*Task statement*
Your task is to transcribe the records exactly, skipping every image.

*Stored data*
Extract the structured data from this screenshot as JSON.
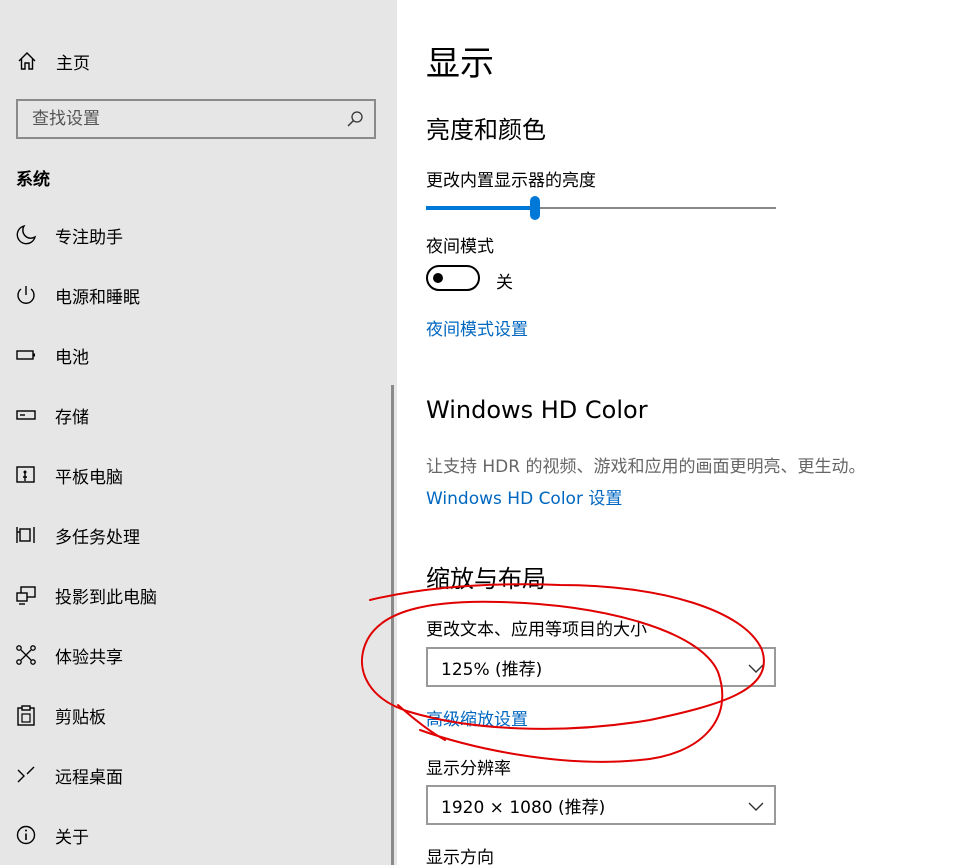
{
  "sidebar": {
    "home_label": "主页",
    "search_placeholder": "查找设置",
    "section_title": "系统",
    "items": [
      {
        "label": "专注助手",
        "icon": "moon-icon"
      },
      {
        "label": "电源和睡眠",
        "icon": "power-icon"
      },
      {
        "label": "电池",
        "icon": "battery-icon"
      },
      {
        "label": "存储",
        "icon": "storage-icon"
      },
      {
        "label": "平板电脑",
        "icon": "tablet-icon"
      },
      {
        "label": "多任务处理",
        "icon": "multitask-icon"
      },
      {
        "label": "投影到此电脑",
        "icon": "project-icon"
      },
      {
        "label": "体验共享",
        "icon": "share-icon"
      },
      {
        "label": "剪贴板",
        "icon": "clipboard-icon"
      },
      {
        "label": "远程桌面",
        "icon": "remote-desktop-icon"
      },
      {
        "label": "关于",
        "icon": "info-icon"
      }
    ]
  },
  "main": {
    "title": "显示",
    "brightness": {
      "heading": "亮度和颜色",
      "slider_label": "更改内置显示器的亮度",
      "value_fraction": 0.31
    },
    "night_light": {
      "label": "夜间模式",
      "state_text": "关",
      "settings_link": "夜间模式设置"
    },
    "hd_color": {
      "heading": "Windows HD Color",
      "description": "让支持 HDR 的视频、游戏和应用的画面更明亮、更生动。",
      "link": "Windows HD Color 设置"
    },
    "scale_layout": {
      "heading": "缩放与布局",
      "scale_label": "更改文本、应用等项目的大小",
      "scale_value": "125% (推荐)",
      "advanced_link": "高级缩放设置",
      "resolution_label": "显示分辨率",
      "resolution_value": "1920 × 1080 (推荐)",
      "orientation_label": "显示方向"
    }
  },
  "colors": {
    "accent": "#0078d7",
    "link": "#0067c0",
    "annotation": "#e00000"
  }
}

*In response*
Extract the structured data from this screenshot as JSON.
{
  "sidebar": {
    "home_label": "主页",
    "search_placeholder": "查找设置",
    "section_title": "系统",
    "items": [
      {
        "label": "专注助手",
        "icon": "moon-icon"
      },
      {
        "label": "电源和睡眠",
        "icon": "power-icon"
      },
      {
        "label": "电池",
        "icon": "battery-icon"
      },
      {
        "label": "存储",
        "icon": "storage-icon"
      },
      {
        "label": "平板电脑",
        "icon": "tablet-icon"
      },
      {
        "label": "多任务处理",
        "icon": "multitask-icon"
      },
      {
        "label": "投影到此电脑",
        "icon": "project-icon"
      },
      {
        "label": "体验共享",
        "icon": "share-icon"
      },
      {
        "label": "剪贴板",
        "icon": "clipboard-icon"
      },
      {
        "label": "远程桌面",
        "icon": "remote-desktop-icon"
      },
      {
        "label": "关于",
        "icon": "info-icon"
      }
    ]
  },
  "main": {
    "title": "显示",
    "brightness": {
      "heading": "亮度和颜色",
      "slider_label": "更改内置显示器的亮度",
      "value_fraction": 0.31
    },
    "night_light": {
      "label": "夜间模式",
      "state_text": "关",
      "settings_link": "夜间模式设置"
    },
    "hd_color": {
      "heading": "Windows HD Color",
      "description": "让支持 HDR 的视频、游戏和应用的画面更明亮、更生动。",
      "link": "Windows HD Color 设置"
    },
    "scale_layout": {
      "heading": "缩放与布局",
      "scale_label": "更改文本、应用等项目的大小",
      "scale_value": "125% (推荐)",
      "advanced_link": "高级缩放设置",
      "resolution_label": "显示分辨率",
      "resolution_value": "1920 × 1080 (推荐)",
      "orientation_label": "显示方向"
    }
  },
  "colors": {
    "accent": "#0078d7",
    "link": "#0067c0",
    "annotation": "#e00000"
  }
}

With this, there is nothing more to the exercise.